Task: Scan the entries below for the word "highlight". Copy each line that has it.

___ The input ___

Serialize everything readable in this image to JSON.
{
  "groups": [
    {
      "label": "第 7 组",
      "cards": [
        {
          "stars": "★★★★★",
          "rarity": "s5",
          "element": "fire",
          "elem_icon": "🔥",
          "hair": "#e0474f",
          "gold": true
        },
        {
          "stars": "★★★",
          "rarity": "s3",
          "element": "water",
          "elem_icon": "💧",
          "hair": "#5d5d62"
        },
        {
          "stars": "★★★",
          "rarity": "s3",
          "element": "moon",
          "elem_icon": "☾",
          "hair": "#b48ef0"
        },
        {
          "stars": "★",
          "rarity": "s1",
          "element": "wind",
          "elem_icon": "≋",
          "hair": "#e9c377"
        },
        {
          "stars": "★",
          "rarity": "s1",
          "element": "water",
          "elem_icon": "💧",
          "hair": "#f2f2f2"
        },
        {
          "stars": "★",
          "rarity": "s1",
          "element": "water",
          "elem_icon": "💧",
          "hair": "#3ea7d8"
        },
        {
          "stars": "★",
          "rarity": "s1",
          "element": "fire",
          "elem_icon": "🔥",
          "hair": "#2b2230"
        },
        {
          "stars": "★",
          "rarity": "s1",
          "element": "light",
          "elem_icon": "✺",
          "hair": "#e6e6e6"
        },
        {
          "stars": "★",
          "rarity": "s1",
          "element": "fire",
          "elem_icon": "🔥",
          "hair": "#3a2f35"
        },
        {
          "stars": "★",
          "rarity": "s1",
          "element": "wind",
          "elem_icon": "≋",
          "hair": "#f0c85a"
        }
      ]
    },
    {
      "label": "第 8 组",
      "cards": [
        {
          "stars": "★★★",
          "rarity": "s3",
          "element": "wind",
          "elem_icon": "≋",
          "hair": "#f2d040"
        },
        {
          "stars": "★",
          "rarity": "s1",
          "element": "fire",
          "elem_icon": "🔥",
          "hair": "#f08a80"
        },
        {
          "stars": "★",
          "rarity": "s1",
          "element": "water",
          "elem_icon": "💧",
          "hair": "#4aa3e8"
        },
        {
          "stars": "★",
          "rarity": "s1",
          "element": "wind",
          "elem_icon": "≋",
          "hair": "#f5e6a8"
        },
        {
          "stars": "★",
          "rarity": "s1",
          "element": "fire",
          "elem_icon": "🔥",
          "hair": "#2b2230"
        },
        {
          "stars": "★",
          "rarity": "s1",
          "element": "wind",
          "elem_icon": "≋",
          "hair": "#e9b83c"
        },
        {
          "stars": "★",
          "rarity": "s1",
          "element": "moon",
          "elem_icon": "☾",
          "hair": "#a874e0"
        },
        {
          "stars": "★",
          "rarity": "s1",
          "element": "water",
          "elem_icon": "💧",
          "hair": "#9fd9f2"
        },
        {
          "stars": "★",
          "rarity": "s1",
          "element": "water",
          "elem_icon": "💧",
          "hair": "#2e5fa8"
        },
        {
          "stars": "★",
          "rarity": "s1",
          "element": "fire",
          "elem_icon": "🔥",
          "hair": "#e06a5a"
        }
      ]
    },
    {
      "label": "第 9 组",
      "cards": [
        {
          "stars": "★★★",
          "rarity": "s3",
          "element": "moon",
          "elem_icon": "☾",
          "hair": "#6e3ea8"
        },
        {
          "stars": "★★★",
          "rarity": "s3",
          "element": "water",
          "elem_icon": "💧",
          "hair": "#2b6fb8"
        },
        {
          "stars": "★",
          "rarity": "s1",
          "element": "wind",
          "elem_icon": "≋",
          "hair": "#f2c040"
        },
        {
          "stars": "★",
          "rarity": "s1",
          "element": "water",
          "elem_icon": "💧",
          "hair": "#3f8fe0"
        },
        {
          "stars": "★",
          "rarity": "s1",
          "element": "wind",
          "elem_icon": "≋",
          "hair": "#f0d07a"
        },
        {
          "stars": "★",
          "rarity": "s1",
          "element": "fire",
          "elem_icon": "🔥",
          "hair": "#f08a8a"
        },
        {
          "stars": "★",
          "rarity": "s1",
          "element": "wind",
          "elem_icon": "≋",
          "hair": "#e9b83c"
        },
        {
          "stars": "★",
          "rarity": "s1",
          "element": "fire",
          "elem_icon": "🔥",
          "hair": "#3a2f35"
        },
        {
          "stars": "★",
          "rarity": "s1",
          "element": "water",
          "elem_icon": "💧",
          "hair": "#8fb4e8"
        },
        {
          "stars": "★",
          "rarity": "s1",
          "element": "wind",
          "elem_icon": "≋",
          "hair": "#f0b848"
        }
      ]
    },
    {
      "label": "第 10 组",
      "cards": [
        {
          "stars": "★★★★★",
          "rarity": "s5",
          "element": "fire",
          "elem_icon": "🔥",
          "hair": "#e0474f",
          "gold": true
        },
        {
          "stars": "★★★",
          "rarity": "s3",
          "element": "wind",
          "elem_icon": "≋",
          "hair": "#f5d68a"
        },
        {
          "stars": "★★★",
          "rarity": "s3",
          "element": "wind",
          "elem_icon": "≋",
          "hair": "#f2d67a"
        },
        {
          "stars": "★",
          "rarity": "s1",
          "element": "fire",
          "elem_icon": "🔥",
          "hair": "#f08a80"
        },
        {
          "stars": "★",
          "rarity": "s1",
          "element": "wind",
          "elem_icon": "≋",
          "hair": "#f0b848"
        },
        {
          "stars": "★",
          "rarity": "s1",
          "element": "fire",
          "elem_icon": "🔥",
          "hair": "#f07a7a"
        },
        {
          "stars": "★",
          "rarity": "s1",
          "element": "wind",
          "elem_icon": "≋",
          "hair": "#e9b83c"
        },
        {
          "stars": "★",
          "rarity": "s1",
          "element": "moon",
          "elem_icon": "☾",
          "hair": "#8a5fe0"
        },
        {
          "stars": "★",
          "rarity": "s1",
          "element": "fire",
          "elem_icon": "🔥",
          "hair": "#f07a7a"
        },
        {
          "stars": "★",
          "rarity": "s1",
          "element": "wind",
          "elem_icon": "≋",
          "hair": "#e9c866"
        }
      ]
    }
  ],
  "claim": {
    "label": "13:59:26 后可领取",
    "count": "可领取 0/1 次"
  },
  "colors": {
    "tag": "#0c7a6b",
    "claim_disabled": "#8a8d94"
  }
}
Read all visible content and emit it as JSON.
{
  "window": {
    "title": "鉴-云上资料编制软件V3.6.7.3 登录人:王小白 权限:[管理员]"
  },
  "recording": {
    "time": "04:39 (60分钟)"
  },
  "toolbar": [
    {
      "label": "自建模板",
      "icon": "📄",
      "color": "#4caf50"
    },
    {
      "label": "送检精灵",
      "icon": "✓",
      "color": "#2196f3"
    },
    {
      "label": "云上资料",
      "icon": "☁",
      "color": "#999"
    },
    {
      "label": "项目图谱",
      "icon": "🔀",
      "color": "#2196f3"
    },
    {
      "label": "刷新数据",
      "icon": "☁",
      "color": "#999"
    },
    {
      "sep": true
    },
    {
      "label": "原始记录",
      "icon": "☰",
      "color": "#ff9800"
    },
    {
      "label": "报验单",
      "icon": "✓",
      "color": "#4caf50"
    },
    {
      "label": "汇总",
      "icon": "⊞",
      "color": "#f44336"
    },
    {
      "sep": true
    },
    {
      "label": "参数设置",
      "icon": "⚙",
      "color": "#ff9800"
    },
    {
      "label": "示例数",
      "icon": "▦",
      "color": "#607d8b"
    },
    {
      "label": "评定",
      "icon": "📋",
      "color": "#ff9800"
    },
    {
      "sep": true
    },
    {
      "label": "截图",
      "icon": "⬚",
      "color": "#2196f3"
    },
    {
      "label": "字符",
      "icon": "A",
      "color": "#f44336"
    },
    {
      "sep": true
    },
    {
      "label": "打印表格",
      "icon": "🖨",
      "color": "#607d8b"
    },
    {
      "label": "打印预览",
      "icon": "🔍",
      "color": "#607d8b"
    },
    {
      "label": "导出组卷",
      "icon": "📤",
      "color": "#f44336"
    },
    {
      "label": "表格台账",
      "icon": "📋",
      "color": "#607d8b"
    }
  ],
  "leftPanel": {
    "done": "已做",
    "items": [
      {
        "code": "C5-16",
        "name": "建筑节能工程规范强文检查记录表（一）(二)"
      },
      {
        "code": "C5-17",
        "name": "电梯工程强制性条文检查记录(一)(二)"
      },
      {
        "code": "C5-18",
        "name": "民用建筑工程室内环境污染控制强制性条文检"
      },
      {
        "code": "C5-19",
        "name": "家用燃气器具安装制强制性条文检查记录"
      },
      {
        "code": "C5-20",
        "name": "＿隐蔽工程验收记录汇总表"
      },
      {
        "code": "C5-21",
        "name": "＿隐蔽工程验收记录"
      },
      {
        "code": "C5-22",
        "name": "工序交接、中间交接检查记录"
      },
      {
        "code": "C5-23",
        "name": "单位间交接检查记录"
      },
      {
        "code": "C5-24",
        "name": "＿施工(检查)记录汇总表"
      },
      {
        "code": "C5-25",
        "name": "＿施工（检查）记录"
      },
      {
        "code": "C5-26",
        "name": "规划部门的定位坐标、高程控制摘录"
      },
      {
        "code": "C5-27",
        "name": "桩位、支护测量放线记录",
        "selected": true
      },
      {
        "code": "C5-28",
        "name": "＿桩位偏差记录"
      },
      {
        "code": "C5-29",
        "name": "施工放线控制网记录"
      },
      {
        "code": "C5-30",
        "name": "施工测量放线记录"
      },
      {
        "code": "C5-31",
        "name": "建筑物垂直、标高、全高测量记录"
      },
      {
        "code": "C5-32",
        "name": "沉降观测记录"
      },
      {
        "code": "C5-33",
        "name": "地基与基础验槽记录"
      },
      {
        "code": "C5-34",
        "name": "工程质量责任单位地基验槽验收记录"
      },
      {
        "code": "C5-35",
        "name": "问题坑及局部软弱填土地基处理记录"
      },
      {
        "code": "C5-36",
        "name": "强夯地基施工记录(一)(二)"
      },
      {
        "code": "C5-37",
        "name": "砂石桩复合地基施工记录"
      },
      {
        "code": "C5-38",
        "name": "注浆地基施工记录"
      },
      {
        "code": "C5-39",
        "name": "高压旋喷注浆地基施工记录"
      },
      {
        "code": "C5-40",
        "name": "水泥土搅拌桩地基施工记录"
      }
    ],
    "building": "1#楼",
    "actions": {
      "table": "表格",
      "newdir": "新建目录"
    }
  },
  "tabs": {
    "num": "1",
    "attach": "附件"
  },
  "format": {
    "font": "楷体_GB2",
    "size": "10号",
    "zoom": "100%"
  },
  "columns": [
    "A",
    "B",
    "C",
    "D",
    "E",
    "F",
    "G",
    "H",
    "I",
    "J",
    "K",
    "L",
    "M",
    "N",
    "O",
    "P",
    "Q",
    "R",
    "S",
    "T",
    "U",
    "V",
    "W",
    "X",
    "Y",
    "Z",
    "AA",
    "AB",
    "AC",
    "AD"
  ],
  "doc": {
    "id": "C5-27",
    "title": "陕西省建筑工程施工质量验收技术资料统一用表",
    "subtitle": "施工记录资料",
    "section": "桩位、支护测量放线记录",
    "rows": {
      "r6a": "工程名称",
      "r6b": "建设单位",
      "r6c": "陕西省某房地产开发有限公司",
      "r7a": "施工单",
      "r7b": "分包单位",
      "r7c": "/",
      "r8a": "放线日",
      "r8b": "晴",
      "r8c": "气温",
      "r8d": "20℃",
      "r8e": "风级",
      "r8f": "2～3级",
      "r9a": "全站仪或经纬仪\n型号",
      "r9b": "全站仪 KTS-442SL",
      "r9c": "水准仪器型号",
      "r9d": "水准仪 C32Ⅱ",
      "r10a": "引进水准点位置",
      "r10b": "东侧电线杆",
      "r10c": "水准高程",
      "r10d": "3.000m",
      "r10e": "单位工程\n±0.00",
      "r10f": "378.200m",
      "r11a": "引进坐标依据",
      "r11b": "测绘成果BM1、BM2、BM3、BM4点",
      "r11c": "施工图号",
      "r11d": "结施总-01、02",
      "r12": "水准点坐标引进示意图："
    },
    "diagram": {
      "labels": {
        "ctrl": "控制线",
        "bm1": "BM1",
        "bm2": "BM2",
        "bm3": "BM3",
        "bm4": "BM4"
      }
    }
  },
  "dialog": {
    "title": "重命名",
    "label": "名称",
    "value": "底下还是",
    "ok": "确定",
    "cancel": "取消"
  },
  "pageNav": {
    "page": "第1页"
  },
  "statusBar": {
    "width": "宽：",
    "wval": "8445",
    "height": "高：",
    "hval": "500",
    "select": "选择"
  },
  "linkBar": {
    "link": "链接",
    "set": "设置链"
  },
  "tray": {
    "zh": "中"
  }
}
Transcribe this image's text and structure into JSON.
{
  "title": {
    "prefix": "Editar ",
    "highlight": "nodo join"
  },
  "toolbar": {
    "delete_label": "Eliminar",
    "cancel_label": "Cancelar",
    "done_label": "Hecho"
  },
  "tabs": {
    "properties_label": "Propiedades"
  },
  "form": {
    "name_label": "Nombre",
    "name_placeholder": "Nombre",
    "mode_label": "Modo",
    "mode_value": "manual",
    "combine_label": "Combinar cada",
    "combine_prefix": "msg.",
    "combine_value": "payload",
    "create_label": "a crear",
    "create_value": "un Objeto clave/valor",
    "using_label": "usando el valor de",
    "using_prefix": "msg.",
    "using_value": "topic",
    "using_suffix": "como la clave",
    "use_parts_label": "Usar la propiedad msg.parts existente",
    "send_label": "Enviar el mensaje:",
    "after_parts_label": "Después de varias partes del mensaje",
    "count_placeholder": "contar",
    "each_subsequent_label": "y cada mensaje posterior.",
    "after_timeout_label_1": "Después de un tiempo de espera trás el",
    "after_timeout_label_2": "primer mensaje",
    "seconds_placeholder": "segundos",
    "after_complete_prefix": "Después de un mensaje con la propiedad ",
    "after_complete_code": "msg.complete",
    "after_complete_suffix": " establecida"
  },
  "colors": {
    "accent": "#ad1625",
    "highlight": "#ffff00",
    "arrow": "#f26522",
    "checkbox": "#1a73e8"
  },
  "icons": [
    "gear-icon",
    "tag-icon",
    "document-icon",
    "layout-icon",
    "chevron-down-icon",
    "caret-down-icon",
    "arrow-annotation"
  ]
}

___

Solved problem:
    "highlight": "nodo join"
    "highlight": "#ffff00",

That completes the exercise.